Task to complete – Rewrite every entry below, replacing each occurrence of "interactable" with "clickable" and leaving the rest of the text unchanged.

Raw data –

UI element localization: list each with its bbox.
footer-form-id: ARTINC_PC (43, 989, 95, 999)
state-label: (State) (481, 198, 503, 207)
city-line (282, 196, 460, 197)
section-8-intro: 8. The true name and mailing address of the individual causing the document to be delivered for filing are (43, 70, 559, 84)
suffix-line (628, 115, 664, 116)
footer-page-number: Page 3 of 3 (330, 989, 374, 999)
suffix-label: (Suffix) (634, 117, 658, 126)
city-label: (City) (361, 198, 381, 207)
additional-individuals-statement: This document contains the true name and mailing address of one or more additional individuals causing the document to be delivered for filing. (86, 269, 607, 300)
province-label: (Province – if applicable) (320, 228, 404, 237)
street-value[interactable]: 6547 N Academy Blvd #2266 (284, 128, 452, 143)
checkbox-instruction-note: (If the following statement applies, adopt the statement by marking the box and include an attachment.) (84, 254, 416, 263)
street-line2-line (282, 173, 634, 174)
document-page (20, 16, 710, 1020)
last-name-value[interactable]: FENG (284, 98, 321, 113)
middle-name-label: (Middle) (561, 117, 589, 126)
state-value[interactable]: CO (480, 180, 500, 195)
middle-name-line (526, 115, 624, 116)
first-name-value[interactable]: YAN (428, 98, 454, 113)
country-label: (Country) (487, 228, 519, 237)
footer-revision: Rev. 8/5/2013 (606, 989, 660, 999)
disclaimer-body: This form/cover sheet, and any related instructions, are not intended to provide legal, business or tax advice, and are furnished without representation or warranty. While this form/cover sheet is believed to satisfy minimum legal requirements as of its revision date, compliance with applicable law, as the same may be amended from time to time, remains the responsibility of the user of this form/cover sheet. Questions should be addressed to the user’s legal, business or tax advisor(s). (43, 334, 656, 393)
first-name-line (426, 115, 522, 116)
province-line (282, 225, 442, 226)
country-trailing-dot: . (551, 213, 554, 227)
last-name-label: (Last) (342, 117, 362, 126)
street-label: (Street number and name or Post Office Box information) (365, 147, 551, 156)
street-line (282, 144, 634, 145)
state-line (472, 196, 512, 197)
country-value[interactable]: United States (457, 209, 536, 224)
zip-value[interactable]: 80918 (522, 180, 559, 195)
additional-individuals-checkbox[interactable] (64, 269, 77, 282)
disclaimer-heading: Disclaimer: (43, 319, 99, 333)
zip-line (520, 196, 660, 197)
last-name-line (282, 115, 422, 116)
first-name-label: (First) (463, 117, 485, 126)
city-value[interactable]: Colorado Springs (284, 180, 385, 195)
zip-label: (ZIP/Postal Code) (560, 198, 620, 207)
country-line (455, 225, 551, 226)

Worked answer –
UI element localization: list each with its bbox.
footer-form-id: ARTINC_PC (43, 989, 95, 999)
state-label: (State) (481, 198, 503, 207)
city-line (282, 196, 460, 197)
section-8-intro: 8. The true name and mailing address of the individual causing the document to be delivered for filing are (43, 70, 559, 84)
suffix-line (628, 115, 664, 116)
footer-page-number: Page 3 of 3 (330, 989, 374, 999)
suffix-label: (Suffix) (634, 117, 658, 126)
city-label: (City) (361, 198, 381, 207)
additional-individuals-statement: This document contains the true name and mailing address of one or more additional individuals causing the document to be delivered for filing. (86, 269, 607, 300)
province-label: (Province – if applicable) (320, 228, 404, 237)
street-value[clickable]: 6547 N Academy Blvd #2266 (284, 128, 452, 143)
checkbox-instruction-note: (If the following statement applies, adopt the statement by marking the box and include an attachment.) (84, 254, 416, 263)
street-line2-line (282, 173, 634, 174)
document-page (20, 16, 710, 1020)
last-name-value[clickable]: FENG (284, 98, 321, 113)
middle-name-label: (Middle) (561, 117, 589, 126)
state-value[clickable]: CO (480, 180, 500, 195)
middle-name-line (526, 115, 624, 116)
first-name-value[clickable]: YAN (428, 98, 454, 113)
country-label: (Country) (487, 228, 519, 237)
footer-revision: Rev. 8/5/2013 (606, 989, 660, 999)
disclaimer-body: This form/cover sheet, and any related instructions, are not intended to provide legal, business or tax advice, and are furnished without representation or warranty. While this form/cover sheet is believed to satisfy minimum legal requirements as of its revision date, compliance with applicable law, as the same may be amended from time to time, remains the responsibility of the user of this form/cover sheet. Questions should be addressed to the user’s legal, business or tax advisor(s). (43, 334, 656, 393)
first-name-line (426, 115, 522, 116)
province-line (282, 225, 442, 226)
country-trailing-dot: . (551, 213, 554, 227)
last-name-label: (Last) (342, 117, 362, 126)
street-label: (Street number and name or Post Office Box information) (365, 147, 551, 156)
street-line (282, 144, 634, 145)
state-line (472, 196, 512, 197)
country-value[clickable]: United States (457, 209, 536, 224)
zip-value[clickable]: 80918 (522, 180, 559, 195)
additional-individuals-checkbox[clickable] (64, 269, 77, 282)
disclaimer-heading: Disclaimer: (43, 319, 99, 333)
zip-line (520, 196, 660, 197)
last-name-line (282, 115, 422, 116)
first-name-label: (First) (463, 117, 485, 126)
city-value[clickable]: Colorado Springs (284, 180, 385, 195)
zip-label: (ZIP/Postal Code) (560, 198, 620, 207)
country-line (455, 225, 551, 226)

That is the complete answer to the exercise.